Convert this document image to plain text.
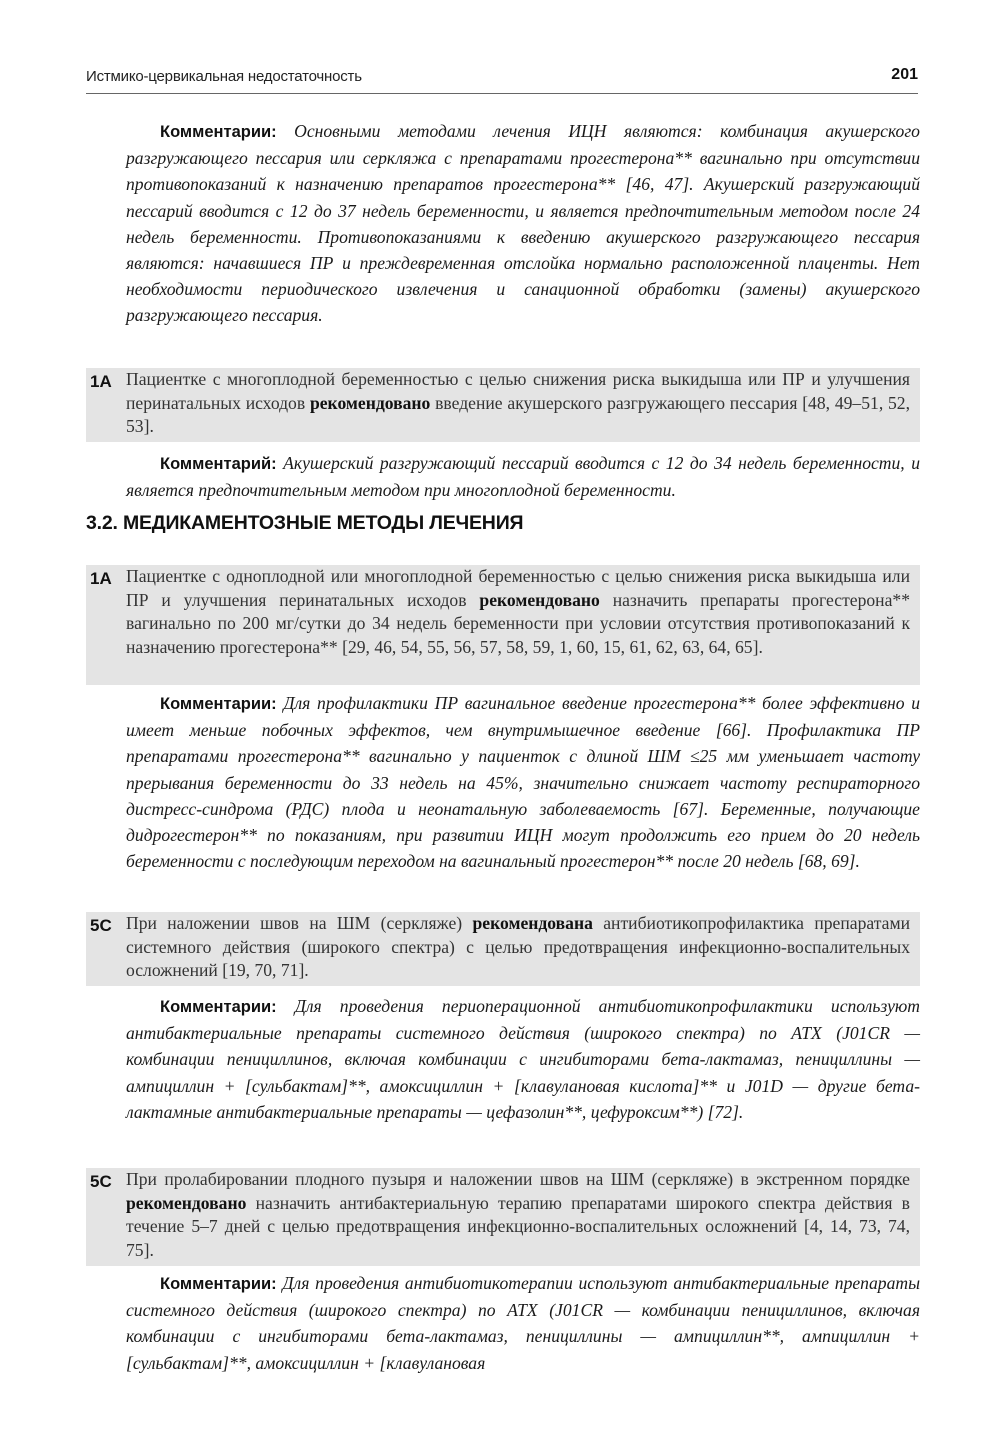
Истмико-цервикальная недостаточность	201

Комментарии: Основными методами лечения ИЦН являются: комбинация акушерского разгружающего пессария или серкляжа с препаратами прогестерона** вагинально при отсутствии противопоказаний к назначению препаратов прогестерона** [46, 47]. Акушерский разгружающий пессарий вводится с 12 до 37 недель беременности, и является предпочтительным методом после 24 недель беременности. Противопоказаниями к введению акушерского разгружающего пессария являются: начавшиеся ПР и преждевременная отслойка нормально расположенной плаценты. Нет необходимости периодического извлечения и санационной обработки (замены) акушерского разгружающего пессария.

1А Пациентке с многоплодной беременностью с целью снижения риска выкидыша или ПР и улучшения перинатальных исходов рекомендовано введение акушерского разгружающего пессария [48, 49–51, 52, 53].

Комментарий: Акушерский разгружающий пессарий вводится с 12 до 34 недель беременности, и является предпочтительным методом при многоплодной беременности.

3.2. МЕДИКАМЕНТОЗНЫЕ МЕТОДЫ ЛЕЧЕНИЯ
1А Пациентке с одноплодной или многоплодной беременностью с целью снижения риска выкидыша или ПР и улучшения перинатальных исходов рекомендовано назначить препараты прогестерона** вагинально по 200 мг/сутки до 34 недель беременности при условии отсутствия противопоказаний к назначению прогестерона** [29, 46, 54, 55, 56, 57, 58, 59, 1, 60, 15, 61, 62, 63, 64, 65].

Комментарии: Для профилактики ПР вагинальное введение прогестерона** более эффективно и имеет меньше побочных эффектов, чем внутримышечное введение [66]. Профилактика ПР препаратами прогестерона** вагинально у пациенток с длиной ШМ ≤25 мм уменьшает частоту прерывания беременности до 33 недель на 45%, значительно снижает частоту респираторного дистресс-синдрома (РДС) плода и неонатальную заболеваемость [67]. Беременные, получающие дидрогестерон** по показаниям, при развитии ИЦН могут продолжить его прием до 20 недель беременности с последующим переходом на вагинальный прогестерон** после 20 недель [68, 69].

5С При наложении швов на ШМ (серкляже) рекомендована антибиотикопрофилактика препаратами системного действия (широкого спектра) с целью предотвращения инфекционно-воспалительных осложнений [19, 70, 71].

Комментарии: Для проведения периоперационной антибиотикопрофилактики используют антибактериальные препараты системного действия (широкого спектра) по АТХ (J01CR — комбинации пенициллинов, включая комбинации с ингибиторами бета-лактамаз, пенициллины — ампициллин + [сульбактам]**, амоксициллин + [клавулановая кислота]** и J01D — другие бета-лактамные антибактериальные препараты — цефазолин**, цефуроксим**) [72].

5С При пролабировании плодного пузыря и наложении швов на ШМ (серкляже) в экстренном порядке рекомендовано назначить антибактериальную терапию препаратами широкого спектра действия в течение 5–7 дней с целью предотвращения инфекционно-воспалительных осложнений [4, 14, 73, 74, 75].

Комментарии: Для проведения антибиотикотерапии используют антибактериальные препараты системного действия (широкого спектра) по АТХ (J01CR — комбинации пенициллинов, включая комбинации с ингибиторами бета-лактамаз, пенициллины — ампициллин**, ампициллин + [сульбактам]**, амоксициллин + [клавулановая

□ □ □ □ □ □ □

> What to work on: Transcribe every entry word for word, but omit the pictures.

> Output of the task:
Convert this document image to plain text.
Истмико-цервикальная недостаточность	201

Комментарии: Основными методами лечения ИЦН являются: комбинация акушерского разгружающего пессария или серкляжа с препаратами прогестерона** вагинально при отсутствии противопоказаний к назначению препаратов прогестерона** [46, 47]. Акушерский разгружающий пессарий вводится с 12 до 37 недель беременности, и является предпочтительным методом после 24 недель беременности. Противопоказаниями к введению акушерского разгружающего пессария являются: начавшиеся ПР и преждевременная отслойка нормально расположенной плаценты. Нет необходимости периодического извлечения и санационной обработки (замены) акушерского разгружающего пессария.

1А Пациентке с многоплодной беременностью с целью снижения риска выкидыша или ПР и улучшения перинатальных исходов рекомендовано введение акушерского разгружающего пессария [48, 49–51, 52, 53].

Комментарий: Акушерский разгружающий пессарий вводится с 12 до 34 недель беременности, и является предпочтительным методом при многоплодной беременности.

3.2. МЕДИКАМЕНТОЗНЫЕ МЕТОДЫ ЛЕЧЕНИЯ
1А Пациентке с одноплодной или многоплодной беременностью с целью снижения риска выкидыша или ПР и улучшения перинатальных исходов рекомендовано назначить препараты прогестерона** вагинально по 200 мг/сутки до 34 недель беременности при условии отсутствия противопоказаний к назначению прогестерона** [29, 46, 54, 55, 56, 57, 58, 59, 1, 60, 15, 61, 62, 63, 64, 65].

Комментарии: Для профилактики ПР вагинальное введение прогестерона** более эффективно и имеет меньше побочных эффектов, чем внутримышечное введение [66]. Профилактика ПР препаратами прогестерона** вагинально у пациенток с длиной ШМ ≤25 мм уменьшает частоту прерывания беременности до 33 недель на 45%, значительно снижает частоту респираторного дистресс-синдрома (РДС) плода и неонатальную заболеваемость [67]. Беременные, получающие дидрогестерон** по показаниям, при развитии ИЦН могут продолжить его прием до 20 недель беременности с последующим переходом на вагинальный прогестерон** после 20 недель [68, 69].

5С При наложении швов на ШМ (серкляже) рекомендована антибиотикопрофилактика препаратами системного действия (широкого спектра) с целью предотвращения инфекционно-воспалительных осложнений [19, 70, 71].

Комментарии: Для проведения периоперационной антибиотикопрофилактики используют антибактериальные препараты системного действия (широкого спектра) по АТХ (J01CR — комбинации пенициллинов, включая комбинации с ингибиторами бета-лактамаз, пенициллины — ампициллин + [сульбактам]**, амоксициллин + [клавулановая кислота]** и J01D — другие бета-лактамные антибактериальные препараты — цефазолин**, цефуроксим**) [72].

5С При пролабировании плодного пузыря и наложении швов на ШМ (серкляже) в экстренном порядке рекомендовано назначить антибактериальную терапию препаратами широкого спектра действия в течение 5–7 дней с целью предотвращения инфекционно-воспалительных осложнений [4, 14, 73, 74, 75].

Комментарии: Для проведения антибиотикотерапии используют антибактериальные препараты системного действия (широкого спектра) по АТХ (J01CR — комбинации пенициллинов, включая комбинации с ингибиторами бета-лактамаз, пенициллины — ампициллин**, ампициллин + [сульбактам]**, амоксициллин + [клавулановая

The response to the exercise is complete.